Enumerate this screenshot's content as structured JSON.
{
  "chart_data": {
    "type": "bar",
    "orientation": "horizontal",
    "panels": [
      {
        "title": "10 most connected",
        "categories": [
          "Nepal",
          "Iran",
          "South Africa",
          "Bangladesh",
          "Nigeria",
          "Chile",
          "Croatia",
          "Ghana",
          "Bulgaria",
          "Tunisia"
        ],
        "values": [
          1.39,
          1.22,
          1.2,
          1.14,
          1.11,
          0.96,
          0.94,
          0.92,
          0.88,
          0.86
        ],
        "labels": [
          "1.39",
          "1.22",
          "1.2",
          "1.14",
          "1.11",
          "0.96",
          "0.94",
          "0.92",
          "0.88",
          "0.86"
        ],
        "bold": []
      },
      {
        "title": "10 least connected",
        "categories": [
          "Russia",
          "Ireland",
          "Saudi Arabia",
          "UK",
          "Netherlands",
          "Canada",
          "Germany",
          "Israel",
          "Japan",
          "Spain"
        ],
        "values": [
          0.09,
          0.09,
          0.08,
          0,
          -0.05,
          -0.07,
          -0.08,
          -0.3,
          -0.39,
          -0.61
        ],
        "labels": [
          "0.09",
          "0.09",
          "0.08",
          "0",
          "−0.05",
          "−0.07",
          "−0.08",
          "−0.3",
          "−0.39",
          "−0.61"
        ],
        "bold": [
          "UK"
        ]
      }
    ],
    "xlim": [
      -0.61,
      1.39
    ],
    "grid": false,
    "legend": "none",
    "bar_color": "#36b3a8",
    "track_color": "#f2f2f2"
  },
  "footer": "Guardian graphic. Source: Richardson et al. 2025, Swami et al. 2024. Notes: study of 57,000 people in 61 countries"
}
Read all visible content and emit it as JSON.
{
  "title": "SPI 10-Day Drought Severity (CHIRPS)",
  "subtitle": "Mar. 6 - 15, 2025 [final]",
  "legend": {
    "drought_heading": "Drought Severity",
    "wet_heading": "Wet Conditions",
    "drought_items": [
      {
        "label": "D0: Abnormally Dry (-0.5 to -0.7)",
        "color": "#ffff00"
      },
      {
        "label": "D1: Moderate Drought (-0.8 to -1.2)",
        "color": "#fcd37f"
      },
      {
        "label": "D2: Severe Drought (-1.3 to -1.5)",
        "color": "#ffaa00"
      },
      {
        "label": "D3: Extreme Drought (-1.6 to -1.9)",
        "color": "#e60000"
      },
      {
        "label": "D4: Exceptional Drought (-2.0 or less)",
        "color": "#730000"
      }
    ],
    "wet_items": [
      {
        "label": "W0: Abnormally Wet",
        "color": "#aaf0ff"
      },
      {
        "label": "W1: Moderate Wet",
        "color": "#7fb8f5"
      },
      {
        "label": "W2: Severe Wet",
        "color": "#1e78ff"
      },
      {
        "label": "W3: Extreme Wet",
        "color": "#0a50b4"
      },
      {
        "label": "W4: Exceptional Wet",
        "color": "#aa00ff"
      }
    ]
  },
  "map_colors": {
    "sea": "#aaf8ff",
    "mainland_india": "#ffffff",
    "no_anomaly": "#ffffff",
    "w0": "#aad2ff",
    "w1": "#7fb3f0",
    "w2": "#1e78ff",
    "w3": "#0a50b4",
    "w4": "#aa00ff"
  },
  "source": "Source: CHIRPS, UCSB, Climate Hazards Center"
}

****************************************

Each line of the material should be duplicated exactly, please.

Enumerate this screenshot's content as structured JSON.
{
  "chart_data": {
    "type": "bar",
    "orientation": "horizontal",
    "panels": [
      {
        "title": "10 most connected",
        "categories": [
          "Nepal",
          "Iran",
          "South Africa",
          "Bangladesh",
          "Nigeria",
          "Chile",
          "Croatia",
          "Ghana",
          "Bulgaria",
          "Tunisia"
        ],
        "values": [
          1.39,
          1.22,
          1.2,
          1.14,
          1.11,
          0.96,
          0.94,
          0.92,
          0.88,
          0.86
        ],
        "labels": [
          "1.39",
          "1.22",
          "1.2",
          "1.14",
          "1.11",
          "0.96",
          "0.94",
          "0.92",
          "0.88",
          "0.86"
        ],
        "bold": []
      },
      {
        "title": "10 least connected",
        "categories": [
          "Russia",
          "Ireland",
          "Saudi Arabia",
          "UK",
          "Netherlands",
          "Canada",
          "Germany",
          "Israel",
          "Japan",
          "Spain"
        ],
        "values": [
          0.09,
          0.09,
          0.08,
          0,
          -0.05,
          -0.07,
          -0.08,
          -0.3,
          -0.39,
          -0.61
        ],
        "labels": [
          "0.09",
          "0.09",
          "0.08",
          "0",
          "−0.05",
          "−0.07",
          "−0.08",
          "−0.3",
          "−0.39",
          "−0.61"
        ],
        "bold": [
          "UK"
        ]
      }
    ],
    "xlim": [
      -0.61,
      1.39
    ],
    "grid": false,
    "legend": "none",
    "bar_color": "#36b3a8",
    "track_color": "#f2f2f2"
  },
  "footer": "Guardian graphic. Source: Richardson et al. 2025, Swami et al. 2024. Notes: study of 57,000 people in 61 countries"
}
Read all visible content and emit it as JSON.
{
  "title": "SPI 10-Day Drought Severity (CHIRPS)",
  "subtitle": "Mar. 6 - 15, 2025 [final]",
  "legend": {
    "drought_heading": "Drought Severity",
    "wet_heading": "Wet Conditions",
    "drought_items": [
      {
        "label": "D0: Abnormally Dry (-0.5 to -0.7)",
        "color": "#ffff00"
      },
      {
        "label": "D1: Moderate Drought (-0.8 to -1.2)",
        "color": "#fcd37f"
      },
      {
        "label": "D2: Severe Drought (-1.3 to -1.5)",
        "color": "#ffaa00"
      },
      {
        "label": "D3: Extreme Drought (-1.6 to -1.9)",
        "color": "#e60000"
      },
      {
        "label": "D4: Exceptional Drought (-2.0 or less)",
        "color": "#730000"
      }
    ],
    "wet_items": [
      {
        "label": "W0: Abnormally Wet",
        "color": "#aaf0ff"
      },
      {
        "label": "W1: Moderate Wet",
        "color": "#7fb8f5"
      },
      {
        "label": "W2: Severe Wet",
        "color": "#1e78ff"
      },
      {
        "label": "W3: Extreme Wet",
        "color": "#0a50b4"
      },
      {
        "label": "W4: Exceptional Wet",
        "color": "#aa00ff"
      }
    ]
  },
  "map_colors": {
    "sea": "#aaf8ff",
    "mainland_india": "#ffffff",
    "no_anomaly": "#ffffff",
    "w0": "#aad2ff",
    "w1": "#7fb3f0",
    "w2": "#1e78ff",
    "w3": "#0a50b4",
    "w4": "#aa00ff"
  },
  "source": "Source: CHIRPS, UCSB, Climate Hazards Center"
}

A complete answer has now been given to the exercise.